___ EXTRACTED INFORMATION

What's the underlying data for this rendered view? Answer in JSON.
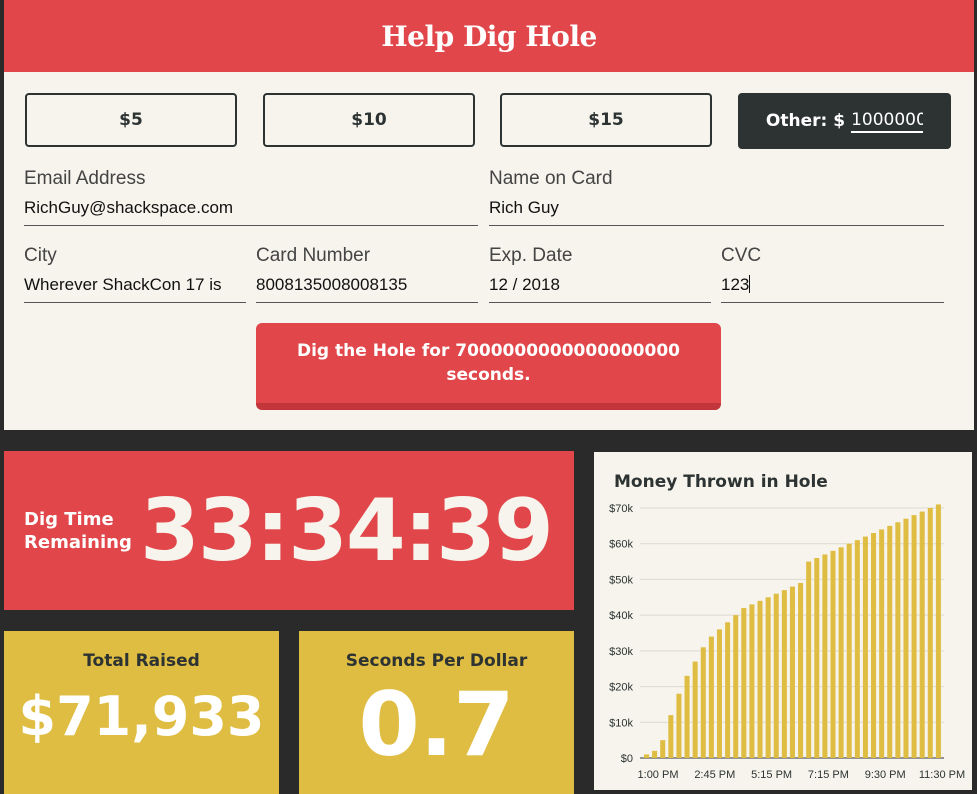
{
  "form": {
    "title": "Help Dig Hole",
    "amounts": [
      "$5",
      "$10",
      "$15"
    ],
    "other_label": "Other: $",
    "other_value": "1000000",
    "email_label": "Email Address",
    "email_value": "RichGuy@shackspace.com",
    "name_label": "Name on Card",
    "name_value": "Rich Guy",
    "city_label": "City",
    "city_value": "Wherever ShackCon 17 is",
    "card_label": "Card Number",
    "card_value": "8008135008008135",
    "exp_label": "Exp. Date",
    "exp_value": "12 / 2018",
    "cvc_label": "CVC",
    "cvc_value": "123",
    "submit_label": "Dig the Hole for 7000000000000000000 seconds."
  },
  "timer": {
    "label": "Dig Time Remaining",
    "value": "33:34:39"
  },
  "stats": {
    "total_raised_title": "Total Raised",
    "total_raised_value": "$71,933",
    "spd_title": "Seconds Per Dollar",
    "spd_value": "0.7"
  },
  "colors": {
    "red": "#e1474a",
    "dark": "#2c3332",
    "yellow": "#dfbd42",
    "cream": "#f6f4ec"
  },
  "chart_data": {
    "type": "bar",
    "title": "Money Thrown in Hole",
    "y_ticks": [
      "$0",
      "$10k",
      "$20k",
      "$30k",
      "$40k",
      "$50k",
      "$60k",
      "$70k"
    ],
    "x_ticks": [
      "1:00 PM",
      "2:45 PM",
      "5:15 PM",
      "7:15 PM",
      "9:30 PM",
      "11:30 PM"
    ],
    "ylim": [
      0,
      70000
    ],
    "values": [
      1000,
      2000,
      5000,
      12000,
      18000,
      23000,
      27000,
      31000,
      34000,
      36000,
      38000,
      40000,
      42000,
      43000,
      44000,
      45000,
      46000,
      47000,
      48000,
      49000,
      55000,
      56000,
      57000,
      58000,
      59000,
      60000,
      61000,
      62000,
      63000,
      64000,
      65000,
      66000,
      67000,
      68000,
      69000,
      70000,
      71000
    ]
  }
}
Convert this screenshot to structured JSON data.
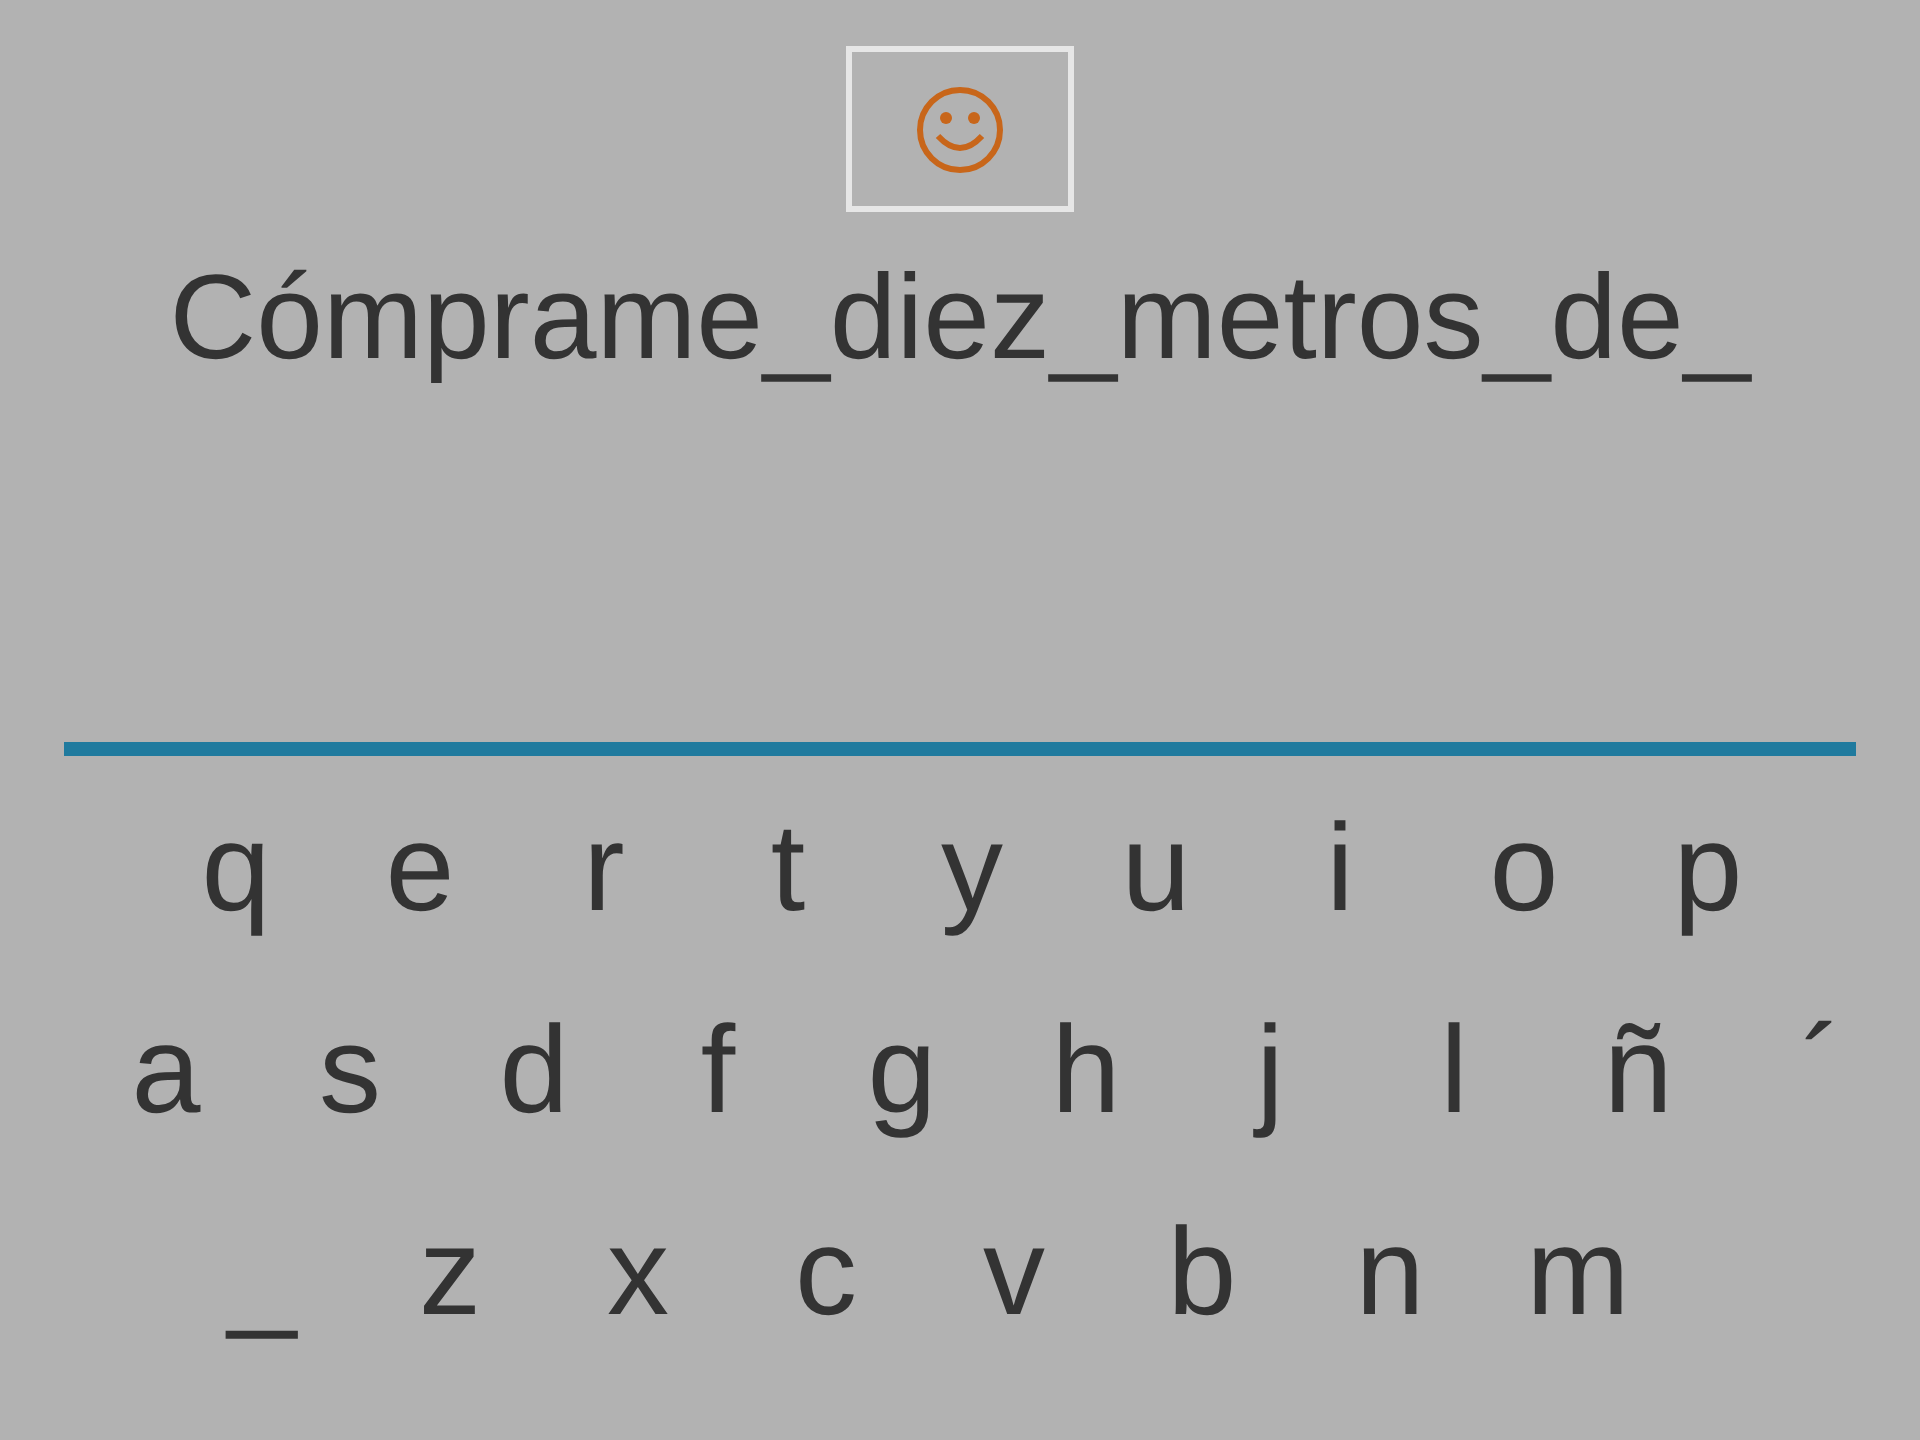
{
  "sentence": "Cómprame_diez_metros_de_",
  "keyboard": {
    "rows": [
      [
        "q",
        "e",
        "r",
        "t",
        "y",
        "u",
        "i",
        "o",
        "p"
      ],
      [
        "a",
        "s",
        "d",
        "f",
        "g",
        "h",
        "j",
        "l",
        "ñ",
        "´"
      ],
      [
        "_",
        "z",
        "x",
        "c",
        "v",
        "b",
        "n",
        "m"
      ]
    ]
  }
}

______

_AIM OF THE EXERCISE_
Beginning with the line that holds "Convert this screenshot" and ending with the last line of the material above, extract every line exactly, pictures excluded.

_OUTPUT OF THE TASK_
Convert this screenshot to structured JSON data.
{
  "sentence": "Cómprame_diez_metros_de_",
  "keyboard": {
    "rows": [
      [
        "q",
        "e",
        "r",
        "t",
        "y",
        "u",
        "i",
        "o",
        "p"
      ],
      [
        "a",
        "s",
        "d",
        "f",
        "g",
        "h",
        "j",
        "l",
        "ñ",
        "´"
      ],
      [
        "_",
        "z",
        "x",
        "c",
        "v",
        "b",
        "n",
        "m"
      ]
    ]
  }
}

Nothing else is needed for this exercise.